Extracted records ::
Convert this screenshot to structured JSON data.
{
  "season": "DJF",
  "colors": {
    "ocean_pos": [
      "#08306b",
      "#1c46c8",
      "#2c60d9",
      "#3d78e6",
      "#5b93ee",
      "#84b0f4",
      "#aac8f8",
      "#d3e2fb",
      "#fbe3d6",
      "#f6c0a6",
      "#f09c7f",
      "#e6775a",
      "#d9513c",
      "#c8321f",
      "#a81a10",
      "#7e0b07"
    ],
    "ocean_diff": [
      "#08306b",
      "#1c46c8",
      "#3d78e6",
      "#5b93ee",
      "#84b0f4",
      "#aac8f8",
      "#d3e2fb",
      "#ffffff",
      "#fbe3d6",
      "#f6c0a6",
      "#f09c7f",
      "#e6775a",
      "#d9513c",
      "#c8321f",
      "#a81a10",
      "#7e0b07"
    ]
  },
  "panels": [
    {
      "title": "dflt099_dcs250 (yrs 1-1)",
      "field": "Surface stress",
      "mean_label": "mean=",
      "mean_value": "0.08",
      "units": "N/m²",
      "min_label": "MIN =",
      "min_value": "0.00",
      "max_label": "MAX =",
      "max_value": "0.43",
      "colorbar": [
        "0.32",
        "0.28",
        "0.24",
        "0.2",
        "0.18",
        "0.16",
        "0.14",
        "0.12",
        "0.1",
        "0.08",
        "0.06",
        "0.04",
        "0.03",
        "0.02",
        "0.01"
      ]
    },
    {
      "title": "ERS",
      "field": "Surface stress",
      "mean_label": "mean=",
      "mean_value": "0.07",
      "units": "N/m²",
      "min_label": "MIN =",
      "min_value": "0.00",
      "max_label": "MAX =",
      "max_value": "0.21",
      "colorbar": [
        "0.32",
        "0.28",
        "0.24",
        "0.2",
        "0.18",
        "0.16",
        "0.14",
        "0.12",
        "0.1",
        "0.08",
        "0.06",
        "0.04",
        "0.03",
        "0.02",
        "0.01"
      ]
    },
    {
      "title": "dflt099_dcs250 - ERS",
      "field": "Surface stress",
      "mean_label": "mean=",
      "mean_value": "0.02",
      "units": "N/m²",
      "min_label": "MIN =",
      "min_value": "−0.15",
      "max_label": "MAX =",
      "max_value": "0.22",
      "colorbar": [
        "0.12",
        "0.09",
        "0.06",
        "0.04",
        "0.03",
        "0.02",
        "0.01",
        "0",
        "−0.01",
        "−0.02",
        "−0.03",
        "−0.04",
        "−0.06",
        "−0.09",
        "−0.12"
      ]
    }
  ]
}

Short exercise ::
Copy every line of the material, please, keeping it exactly the same.

Complete answer ::
Convert this screenshot to structured JSON data.
{
  "season": "DJF",
  "colors": {
    "ocean_pos": [
      "#08306b",
      "#1c46c8",
      "#2c60d9",
      "#3d78e6",
      "#5b93ee",
      "#84b0f4",
      "#aac8f8",
      "#d3e2fb",
      "#fbe3d6",
      "#f6c0a6",
      "#f09c7f",
      "#e6775a",
      "#d9513c",
      "#c8321f",
      "#a81a10",
      "#7e0b07"
    ],
    "ocean_diff": [
      "#08306b",
      "#1c46c8",
      "#3d78e6",
      "#5b93ee",
      "#84b0f4",
      "#aac8f8",
      "#d3e2fb",
      "#ffffff",
      "#fbe3d6",
      "#f6c0a6",
      "#f09c7f",
      "#e6775a",
      "#d9513c",
      "#c8321f",
      "#a81a10",
      "#7e0b07"
    ]
  },
  "panels": [
    {
      "title": "dflt099_dcs250 (yrs 1-1)",
      "field": "Surface stress",
      "mean_label": "mean=",
      "mean_value": "0.08",
      "units": "N/m²",
      "min_label": "MIN =",
      "min_value": "0.00",
      "max_label": "MAX =",
      "max_value": "0.43",
      "colorbar": [
        "0.32",
        "0.28",
        "0.24",
        "0.2",
        "0.18",
        "0.16",
        "0.14",
        "0.12",
        "0.1",
        "0.08",
        "0.06",
        "0.04",
        "0.03",
        "0.02",
        "0.01"
      ]
    },
    {
      "title": "ERS",
      "field": "Surface stress",
      "mean_label": "mean=",
      "mean_value": "0.07",
      "units": "N/m²",
      "min_label": "MIN =",
      "min_value": "0.00",
      "max_label": "MAX =",
      "max_value": "0.21",
      "colorbar": [
        "0.32",
        "0.28",
        "0.24",
        "0.2",
        "0.18",
        "0.16",
        "0.14",
        "0.12",
        "0.1",
        "0.08",
        "0.06",
        "0.04",
        "0.03",
        "0.02",
        "0.01"
      ]
    },
    {
      "title": "dflt099_dcs250 - ERS",
      "field": "Surface stress",
      "mean_label": "mean=",
      "mean_value": "0.02",
      "units": "N/m²",
      "min_label": "MIN =",
      "min_value": "−0.15",
      "max_label": "MAX =",
      "max_value": "0.22",
      "colorbar": [
        "0.12",
        "0.09",
        "0.06",
        "0.04",
        "0.03",
        "0.02",
        "0.01",
        "0",
        "−0.01",
        "−0.02",
        "−0.03",
        "−0.04",
        "−0.06",
        "−0.09",
        "−0.12"
      ]
    }
  ]
}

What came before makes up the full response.